§ **WHAT IS REQUIRED**:
Give, as a bare number, the count of lines that contain the word "nhanh".

§ **RAW DATA**:
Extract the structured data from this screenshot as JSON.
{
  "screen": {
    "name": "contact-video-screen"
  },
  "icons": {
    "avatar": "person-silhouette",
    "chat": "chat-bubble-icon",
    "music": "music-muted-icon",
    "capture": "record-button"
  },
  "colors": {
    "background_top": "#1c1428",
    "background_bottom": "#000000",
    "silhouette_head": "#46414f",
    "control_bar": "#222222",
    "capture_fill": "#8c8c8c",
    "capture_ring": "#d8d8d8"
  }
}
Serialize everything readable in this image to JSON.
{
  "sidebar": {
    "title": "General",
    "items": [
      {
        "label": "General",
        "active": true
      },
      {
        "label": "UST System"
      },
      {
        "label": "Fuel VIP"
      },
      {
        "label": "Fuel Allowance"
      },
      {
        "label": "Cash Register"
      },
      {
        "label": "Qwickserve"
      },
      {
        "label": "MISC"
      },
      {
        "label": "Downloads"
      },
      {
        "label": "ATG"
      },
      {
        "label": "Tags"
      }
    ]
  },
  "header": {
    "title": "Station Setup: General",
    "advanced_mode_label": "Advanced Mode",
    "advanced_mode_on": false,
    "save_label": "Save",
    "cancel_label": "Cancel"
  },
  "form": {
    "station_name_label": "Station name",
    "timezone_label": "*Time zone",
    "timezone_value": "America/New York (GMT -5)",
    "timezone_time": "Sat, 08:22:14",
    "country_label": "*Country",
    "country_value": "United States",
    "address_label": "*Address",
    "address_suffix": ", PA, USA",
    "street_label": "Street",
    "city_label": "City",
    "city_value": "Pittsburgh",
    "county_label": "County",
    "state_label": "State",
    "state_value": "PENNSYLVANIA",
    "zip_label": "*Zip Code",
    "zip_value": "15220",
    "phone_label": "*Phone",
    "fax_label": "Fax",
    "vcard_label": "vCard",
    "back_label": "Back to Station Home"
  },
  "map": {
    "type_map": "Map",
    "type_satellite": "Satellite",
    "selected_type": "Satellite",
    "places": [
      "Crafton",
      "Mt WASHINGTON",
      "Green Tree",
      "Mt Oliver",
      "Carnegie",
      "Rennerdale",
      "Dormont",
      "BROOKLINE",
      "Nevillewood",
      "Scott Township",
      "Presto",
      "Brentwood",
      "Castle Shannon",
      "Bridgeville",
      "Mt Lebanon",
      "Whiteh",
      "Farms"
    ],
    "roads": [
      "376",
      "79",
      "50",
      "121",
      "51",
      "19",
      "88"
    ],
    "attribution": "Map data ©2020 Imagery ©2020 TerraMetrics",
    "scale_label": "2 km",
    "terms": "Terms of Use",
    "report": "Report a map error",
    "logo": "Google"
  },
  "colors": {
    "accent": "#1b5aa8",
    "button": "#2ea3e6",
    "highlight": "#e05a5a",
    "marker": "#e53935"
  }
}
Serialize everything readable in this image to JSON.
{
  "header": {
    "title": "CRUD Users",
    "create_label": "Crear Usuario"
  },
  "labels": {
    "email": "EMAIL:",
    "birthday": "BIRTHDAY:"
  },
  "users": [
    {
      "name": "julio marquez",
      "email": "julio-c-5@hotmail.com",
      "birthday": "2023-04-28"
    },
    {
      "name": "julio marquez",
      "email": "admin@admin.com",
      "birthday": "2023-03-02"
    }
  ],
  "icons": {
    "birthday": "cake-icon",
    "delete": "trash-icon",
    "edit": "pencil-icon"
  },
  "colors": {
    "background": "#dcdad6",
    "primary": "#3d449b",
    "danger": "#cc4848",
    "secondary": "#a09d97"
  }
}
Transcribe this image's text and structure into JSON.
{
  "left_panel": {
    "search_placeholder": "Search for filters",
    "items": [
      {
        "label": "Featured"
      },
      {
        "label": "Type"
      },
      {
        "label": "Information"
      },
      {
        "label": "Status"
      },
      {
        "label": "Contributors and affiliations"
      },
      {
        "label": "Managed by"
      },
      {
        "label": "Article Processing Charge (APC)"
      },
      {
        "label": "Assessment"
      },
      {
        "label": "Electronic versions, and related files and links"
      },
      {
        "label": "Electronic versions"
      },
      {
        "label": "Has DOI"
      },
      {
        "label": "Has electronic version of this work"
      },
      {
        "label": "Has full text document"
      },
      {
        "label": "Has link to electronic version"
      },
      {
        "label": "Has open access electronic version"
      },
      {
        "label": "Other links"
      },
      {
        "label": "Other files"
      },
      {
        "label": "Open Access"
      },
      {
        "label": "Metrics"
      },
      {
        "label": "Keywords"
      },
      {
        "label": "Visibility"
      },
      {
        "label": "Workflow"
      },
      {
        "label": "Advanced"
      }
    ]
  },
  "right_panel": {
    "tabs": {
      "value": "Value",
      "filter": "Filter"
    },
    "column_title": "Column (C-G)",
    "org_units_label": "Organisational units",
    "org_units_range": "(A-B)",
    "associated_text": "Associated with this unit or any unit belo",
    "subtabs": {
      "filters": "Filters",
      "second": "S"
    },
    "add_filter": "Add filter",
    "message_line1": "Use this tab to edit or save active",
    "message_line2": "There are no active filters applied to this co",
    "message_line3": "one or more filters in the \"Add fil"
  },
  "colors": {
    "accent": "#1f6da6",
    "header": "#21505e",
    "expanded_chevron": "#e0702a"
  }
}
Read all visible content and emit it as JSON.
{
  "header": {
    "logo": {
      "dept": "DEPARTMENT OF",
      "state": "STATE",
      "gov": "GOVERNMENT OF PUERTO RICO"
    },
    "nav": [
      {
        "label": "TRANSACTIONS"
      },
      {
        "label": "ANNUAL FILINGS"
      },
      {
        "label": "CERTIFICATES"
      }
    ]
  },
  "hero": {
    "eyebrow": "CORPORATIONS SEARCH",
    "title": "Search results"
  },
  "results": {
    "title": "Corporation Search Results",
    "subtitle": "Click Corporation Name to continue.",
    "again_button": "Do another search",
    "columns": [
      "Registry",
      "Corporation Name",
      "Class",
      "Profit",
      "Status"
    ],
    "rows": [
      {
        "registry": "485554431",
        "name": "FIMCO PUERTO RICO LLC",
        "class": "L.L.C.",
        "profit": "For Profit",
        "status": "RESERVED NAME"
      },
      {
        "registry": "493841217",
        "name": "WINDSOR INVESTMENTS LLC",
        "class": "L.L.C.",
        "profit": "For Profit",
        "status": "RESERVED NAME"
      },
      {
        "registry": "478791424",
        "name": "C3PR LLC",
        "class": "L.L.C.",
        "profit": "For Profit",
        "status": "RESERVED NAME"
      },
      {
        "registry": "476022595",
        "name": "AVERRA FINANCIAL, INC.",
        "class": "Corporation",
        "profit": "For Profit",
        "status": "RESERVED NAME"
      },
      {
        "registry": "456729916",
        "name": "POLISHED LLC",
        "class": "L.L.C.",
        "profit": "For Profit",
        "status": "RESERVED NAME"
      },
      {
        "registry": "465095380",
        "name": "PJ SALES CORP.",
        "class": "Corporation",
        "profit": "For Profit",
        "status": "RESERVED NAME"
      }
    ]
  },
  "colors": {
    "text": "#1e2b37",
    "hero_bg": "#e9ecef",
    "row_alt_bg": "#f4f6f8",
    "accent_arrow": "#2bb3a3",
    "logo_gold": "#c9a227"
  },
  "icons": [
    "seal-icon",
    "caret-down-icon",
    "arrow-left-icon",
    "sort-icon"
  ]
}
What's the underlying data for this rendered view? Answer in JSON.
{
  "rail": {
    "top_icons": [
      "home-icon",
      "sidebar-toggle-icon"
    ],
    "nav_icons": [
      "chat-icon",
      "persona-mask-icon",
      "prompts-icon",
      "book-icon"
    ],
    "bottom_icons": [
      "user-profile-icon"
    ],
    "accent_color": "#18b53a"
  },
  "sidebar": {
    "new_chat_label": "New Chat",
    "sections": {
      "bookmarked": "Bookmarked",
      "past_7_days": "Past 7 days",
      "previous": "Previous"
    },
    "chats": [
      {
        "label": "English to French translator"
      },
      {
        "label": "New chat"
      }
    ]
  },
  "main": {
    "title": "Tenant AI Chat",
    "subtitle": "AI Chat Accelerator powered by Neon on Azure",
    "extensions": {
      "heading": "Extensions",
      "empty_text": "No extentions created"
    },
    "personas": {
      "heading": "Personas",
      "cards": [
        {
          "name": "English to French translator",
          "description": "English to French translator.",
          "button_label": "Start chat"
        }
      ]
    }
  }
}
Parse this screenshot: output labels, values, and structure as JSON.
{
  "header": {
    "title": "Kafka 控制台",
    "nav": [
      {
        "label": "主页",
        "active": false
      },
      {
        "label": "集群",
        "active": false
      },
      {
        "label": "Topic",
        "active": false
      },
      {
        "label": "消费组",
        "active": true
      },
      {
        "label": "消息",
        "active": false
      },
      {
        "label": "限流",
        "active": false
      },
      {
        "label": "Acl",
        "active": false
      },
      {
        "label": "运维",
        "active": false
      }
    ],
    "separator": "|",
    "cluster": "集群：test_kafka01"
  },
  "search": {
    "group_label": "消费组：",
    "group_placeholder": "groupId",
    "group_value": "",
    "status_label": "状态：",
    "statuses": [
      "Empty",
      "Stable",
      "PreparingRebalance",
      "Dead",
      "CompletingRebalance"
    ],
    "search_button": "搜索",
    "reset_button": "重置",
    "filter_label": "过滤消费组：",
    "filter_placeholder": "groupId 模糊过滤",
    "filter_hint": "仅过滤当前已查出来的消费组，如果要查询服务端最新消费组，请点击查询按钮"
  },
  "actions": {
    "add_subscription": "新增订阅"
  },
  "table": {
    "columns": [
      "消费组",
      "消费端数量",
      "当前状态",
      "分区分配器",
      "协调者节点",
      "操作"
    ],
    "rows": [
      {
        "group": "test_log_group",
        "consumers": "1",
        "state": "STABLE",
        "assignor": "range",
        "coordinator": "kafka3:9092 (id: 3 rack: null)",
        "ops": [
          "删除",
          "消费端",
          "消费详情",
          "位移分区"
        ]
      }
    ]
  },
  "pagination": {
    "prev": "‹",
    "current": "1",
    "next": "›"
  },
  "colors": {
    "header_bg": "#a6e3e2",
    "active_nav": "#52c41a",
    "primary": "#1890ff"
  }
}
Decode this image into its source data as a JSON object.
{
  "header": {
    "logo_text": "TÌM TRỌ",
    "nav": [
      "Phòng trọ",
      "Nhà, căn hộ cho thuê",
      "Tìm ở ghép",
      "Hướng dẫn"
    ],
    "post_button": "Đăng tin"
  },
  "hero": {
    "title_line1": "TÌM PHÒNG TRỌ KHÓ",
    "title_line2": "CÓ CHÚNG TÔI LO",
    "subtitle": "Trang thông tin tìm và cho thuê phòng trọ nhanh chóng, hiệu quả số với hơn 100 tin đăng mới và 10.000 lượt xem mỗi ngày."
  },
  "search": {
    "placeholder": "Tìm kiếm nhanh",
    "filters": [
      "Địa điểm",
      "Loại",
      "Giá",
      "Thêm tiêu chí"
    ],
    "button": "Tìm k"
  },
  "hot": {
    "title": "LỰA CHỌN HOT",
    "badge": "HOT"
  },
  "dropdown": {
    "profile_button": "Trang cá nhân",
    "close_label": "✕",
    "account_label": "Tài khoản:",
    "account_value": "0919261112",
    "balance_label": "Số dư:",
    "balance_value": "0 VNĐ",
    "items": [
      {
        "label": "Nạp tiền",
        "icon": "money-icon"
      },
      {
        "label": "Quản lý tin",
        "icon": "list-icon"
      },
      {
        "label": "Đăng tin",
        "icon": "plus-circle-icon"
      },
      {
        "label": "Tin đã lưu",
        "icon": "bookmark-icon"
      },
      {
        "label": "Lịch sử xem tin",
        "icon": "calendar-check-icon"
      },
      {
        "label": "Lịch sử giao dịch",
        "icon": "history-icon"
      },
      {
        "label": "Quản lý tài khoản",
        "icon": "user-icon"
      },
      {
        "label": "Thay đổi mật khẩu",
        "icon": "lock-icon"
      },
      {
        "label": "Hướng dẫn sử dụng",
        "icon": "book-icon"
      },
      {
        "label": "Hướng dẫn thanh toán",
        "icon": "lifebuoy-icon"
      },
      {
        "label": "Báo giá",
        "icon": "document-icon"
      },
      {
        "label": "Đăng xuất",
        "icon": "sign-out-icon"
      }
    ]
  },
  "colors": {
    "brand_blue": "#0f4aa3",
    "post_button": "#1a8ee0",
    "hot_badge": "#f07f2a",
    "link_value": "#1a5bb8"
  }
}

§ **SOLUTION FOR THIS PROBLEM**:
2